What you have to do: Below is a listing; reproduce each line of it exactly.

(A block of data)
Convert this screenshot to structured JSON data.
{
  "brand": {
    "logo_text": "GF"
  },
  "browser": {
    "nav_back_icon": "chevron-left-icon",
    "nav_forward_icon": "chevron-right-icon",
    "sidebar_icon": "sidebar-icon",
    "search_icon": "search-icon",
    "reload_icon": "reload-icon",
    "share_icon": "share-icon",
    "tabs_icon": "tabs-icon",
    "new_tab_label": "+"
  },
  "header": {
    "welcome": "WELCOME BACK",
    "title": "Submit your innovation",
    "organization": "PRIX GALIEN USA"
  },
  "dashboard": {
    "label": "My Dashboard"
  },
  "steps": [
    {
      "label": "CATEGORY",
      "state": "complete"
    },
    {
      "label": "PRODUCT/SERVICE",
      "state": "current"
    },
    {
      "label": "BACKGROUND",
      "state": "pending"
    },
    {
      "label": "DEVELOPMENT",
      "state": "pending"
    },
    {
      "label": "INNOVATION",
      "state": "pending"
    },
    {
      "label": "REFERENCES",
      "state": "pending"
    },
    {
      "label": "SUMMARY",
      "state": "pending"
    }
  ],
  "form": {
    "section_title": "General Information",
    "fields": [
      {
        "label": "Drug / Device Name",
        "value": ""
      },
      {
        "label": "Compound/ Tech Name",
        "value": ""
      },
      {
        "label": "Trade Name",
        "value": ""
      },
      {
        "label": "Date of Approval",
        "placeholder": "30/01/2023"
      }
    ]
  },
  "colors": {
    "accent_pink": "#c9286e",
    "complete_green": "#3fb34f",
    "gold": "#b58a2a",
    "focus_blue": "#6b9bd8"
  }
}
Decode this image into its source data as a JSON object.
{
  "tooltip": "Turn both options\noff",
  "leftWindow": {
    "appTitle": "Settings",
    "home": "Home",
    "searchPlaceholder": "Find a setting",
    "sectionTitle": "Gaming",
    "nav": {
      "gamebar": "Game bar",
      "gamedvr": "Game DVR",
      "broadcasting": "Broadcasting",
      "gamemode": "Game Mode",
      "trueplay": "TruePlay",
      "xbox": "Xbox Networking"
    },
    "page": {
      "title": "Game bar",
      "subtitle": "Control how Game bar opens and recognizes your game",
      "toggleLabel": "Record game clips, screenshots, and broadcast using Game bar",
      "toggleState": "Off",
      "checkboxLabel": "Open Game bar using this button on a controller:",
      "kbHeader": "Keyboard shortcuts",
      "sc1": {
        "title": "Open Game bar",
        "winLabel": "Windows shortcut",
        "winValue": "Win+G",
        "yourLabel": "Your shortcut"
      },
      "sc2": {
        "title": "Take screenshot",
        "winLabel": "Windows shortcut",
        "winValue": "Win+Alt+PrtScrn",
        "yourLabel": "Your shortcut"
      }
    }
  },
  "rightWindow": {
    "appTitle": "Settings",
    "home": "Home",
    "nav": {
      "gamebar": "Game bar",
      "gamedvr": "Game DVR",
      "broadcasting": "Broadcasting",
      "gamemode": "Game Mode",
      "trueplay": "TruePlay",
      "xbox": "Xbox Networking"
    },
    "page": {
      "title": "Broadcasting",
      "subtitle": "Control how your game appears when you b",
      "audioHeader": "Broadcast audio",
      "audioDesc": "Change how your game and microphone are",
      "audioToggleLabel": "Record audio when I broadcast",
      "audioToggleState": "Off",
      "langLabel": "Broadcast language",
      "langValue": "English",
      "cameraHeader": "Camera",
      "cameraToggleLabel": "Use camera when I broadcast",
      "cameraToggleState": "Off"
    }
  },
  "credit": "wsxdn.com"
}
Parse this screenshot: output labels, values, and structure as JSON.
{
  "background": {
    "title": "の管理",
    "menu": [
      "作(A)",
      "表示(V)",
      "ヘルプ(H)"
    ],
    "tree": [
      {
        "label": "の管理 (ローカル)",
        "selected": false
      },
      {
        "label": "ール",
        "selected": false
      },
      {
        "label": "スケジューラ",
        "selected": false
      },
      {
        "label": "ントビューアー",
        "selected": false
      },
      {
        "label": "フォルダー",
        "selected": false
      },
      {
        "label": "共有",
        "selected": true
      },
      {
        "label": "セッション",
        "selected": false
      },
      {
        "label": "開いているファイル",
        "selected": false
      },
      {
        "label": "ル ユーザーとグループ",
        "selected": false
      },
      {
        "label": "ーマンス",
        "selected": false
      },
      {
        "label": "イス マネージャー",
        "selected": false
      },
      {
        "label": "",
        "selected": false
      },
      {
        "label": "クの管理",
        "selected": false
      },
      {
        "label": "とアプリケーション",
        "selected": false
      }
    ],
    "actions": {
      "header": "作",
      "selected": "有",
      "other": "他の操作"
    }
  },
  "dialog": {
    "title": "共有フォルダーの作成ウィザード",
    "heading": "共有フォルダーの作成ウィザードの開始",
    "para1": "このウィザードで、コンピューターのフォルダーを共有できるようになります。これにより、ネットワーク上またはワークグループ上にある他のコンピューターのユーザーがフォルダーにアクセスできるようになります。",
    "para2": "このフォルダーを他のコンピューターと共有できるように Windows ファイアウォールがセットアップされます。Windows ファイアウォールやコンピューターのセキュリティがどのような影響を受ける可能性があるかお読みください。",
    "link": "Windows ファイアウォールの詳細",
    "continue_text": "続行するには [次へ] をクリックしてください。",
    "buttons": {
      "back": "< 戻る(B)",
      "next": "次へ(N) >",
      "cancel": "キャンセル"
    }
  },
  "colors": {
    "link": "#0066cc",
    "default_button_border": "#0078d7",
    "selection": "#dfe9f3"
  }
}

Task answer:
Convert this screenshot to structured JSON data.
{
  "brand": {
    "logo_text": "GF"
  },
  "browser": {
    "nav_back_icon": "chevron-left-icon",
    "nav_forward_icon": "chevron-right-icon",
    "sidebar_icon": "sidebar-icon",
    "search_icon": "search-icon",
    "reload_icon": "reload-icon",
    "share_icon": "share-icon",
    "tabs_icon": "tabs-icon",
    "new_tab_label": "+"
  },
  "header": {
    "welcome": "WELCOME BACK",
    "title": "Submit your innovation",
    "organization": "PRIX GALIEN USA"
  },
  "dashboard": {
    "label": "My Dashboard"
  },
  "steps": [
    {
      "label": "CATEGORY",
      "state": "complete"
    },
    {
      "label": "PRODUCT/SERVICE",
      "state": "current"
    },
    {
      "label": "BACKGROUND",
      "state": "pending"
    },
    {
      "label": "DEVELOPMENT",
      "state": "pending"
    },
    {
      "label": "INNOVATION",
      "state": "pending"
    },
    {
      "label": "REFERENCES",
      "state": "pending"
    },
    {
      "label": "SUMMARY",
      "state": "pending"
    }
  ],
  "form": {
    "section_title": "General Information",
    "fields": [
      {
        "label": "Drug / Device Name",
        "value": ""
      },
      {
        "label": "Compound/ Tech Name",
        "value": ""
      },
      {
        "label": "Trade Name",
        "value": ""
      },
      {
        "label": "Date of Approval",
        "placeholder": "30/01/2023"
      }
    ]
  },
  "colors": {
    "accent_pink": "#c9286e",
    "complete_green": "#3fb34f",
    "gold": "#b58a2a",
    "focus_blue": "#6b9bd8"
  }
}
Decode this image into its source data as a JSON object.
{
  "tooltip": "Turn both options\noff",
  "leftWindow": {
    "appTitle": "Settings",
    "home": "Home",
    "searchPlaceholder": "Find a setting",
    "sectionTitle": "Gaming",
    "nav": {
      "gamebar": "Game bar",
      "gamedvr": "Game DVR",
      "broadcasting": "Broadcasting",
      "gamemode": "Game Mode",
      "trueplay": "TruePlay",
      "xbox": "Xbox Networking"
    },
    "page": {
      "title": "Game bar",
      "subtitle": "Control how Game bar opens and recognizes your game",
      "toggleLabel": "Record game clips, screenshots, and broadcast using Game bar",
      "toggleState": "Off",
      "checkboxLabel": "Open Game bar using this button on a controller:",
      "kbHeader": "Keyboard shortcuts",
      "sc1": {
        "title": "Open Game bar",
        "winLabel": "Windows shortcut",
        "winValue": "Win+G",
        "yourLabel": "Your shortcut"
      },
      "sc2": {
        "title": "Take screenshot",
        "winLabel": "Windows shortcut",
        "winValue": "Win+Alt+PrtScrn",
        "yourLabel": "Your shortcut"
      }
    }
  },
  "rightWindow": {
    "appTitle": "Settings",
    "home": "Home",
    "nav": {
      "gamebar": "Game bar",
      "gamedvr": "Game DVR",
      "broadcasting": "Broadcasting",
      "gamemode": "Game Mode",
      "trueplay": "TruePlay",
      "xbox": "Xbox Networking"
    },
    "page": {
      "title": "Broadcasting",
      "subtitle": "Control how your game appears when you b",
      "audioHeader": "Broadcast audio",
      "audioDesc": "Change how your game and microphone are",
      "audioToggleLabel": "Record audio when I broadcast",
      "audioToggleState": "Off",
      "langLabel": "Broadcast language",
      "langValue": "English",
      "cameraHeader": "Camera",
      "cameraToggleLabel": "Use camera when I broadcast",
      "cameraToggleState": "Off"
    }
  },
  "credit": "wsxdn.com"
}
Parse this screenshot: output labels, values, and structure as JSON.
{
  "background": {
    "title": "の管理",
    "menu": [
      "作(A)",
      "表示(V)",
      "ヘルプ(H)"
    ],
    "tree": [
      {
        "label": "の管理 (ローカル)",
        "selected": false
      },
      {
        "label": "ール",
        "selected": false
      },
      {
        "label": "スケジューラ",
        "selected": false
      },
      {
        "label": "ントビューアー",
        "selected": false
      },
      {
        "label": "フォルダー",
        "selected": false
      },
      {
        "label": "共有",
        "selected": true
      },
      {
        "label": "セッション",
        "selected": false
      },
      {
        "label": "開いているファイル",
        "selected": false
      },
      {
        "label": "ル ユーザーとグループ",
        "selected": false
      },
      {
        "label": "ーマンス",
        "selected": false
      },
      {
        "label": "イス マネージャー",
        "selected": false
      },
      {
        "label": "",
        "selected": false
      },
      {
        "label": "クの管理",
        "selected": false
      },
      {
        "label": "とアプリケーション",
        "selected": false
      }
    ],
    "actions": {
      "header": "作",
      "selected": "有",
      "other": "他の操作"
    }
  },
  "dialog": {
    "title": "共有フォルダーの作成ウィザード",
    "heading": "共有フォルダーの作成ウィザードの開始",
    "para1": "このウィザードで、コンピューターのフォルダーを共有できるようになります。これにより、ネットワーク上またはワークグループ上にある他のコンピューターのユーザーがフォルダーにアクセスできるようになります。",
    "para2": "このフォルダーを他のコンピューターと共有できるように Windows ファイアウォールがセットアップされます。Windows ファイアウォールやコンピューターのセキュリティがどのような影響を受ける可能性があるかお読みください。",
    "link": "Windows ファイアウォールの詳細",
    "continue_text": "続行するには [次へ] をクリックしてください。",
    "buttons": {
      "back": "< 戻る(B)",
      "next": "次へ(N) >",
      "cancel": "キャンセル"
    }
  },
  "colors": {
    "link": "#0066cc",
    "default_button_border": "#0078d7",
    "selection": "#dfe9f3"
  }
}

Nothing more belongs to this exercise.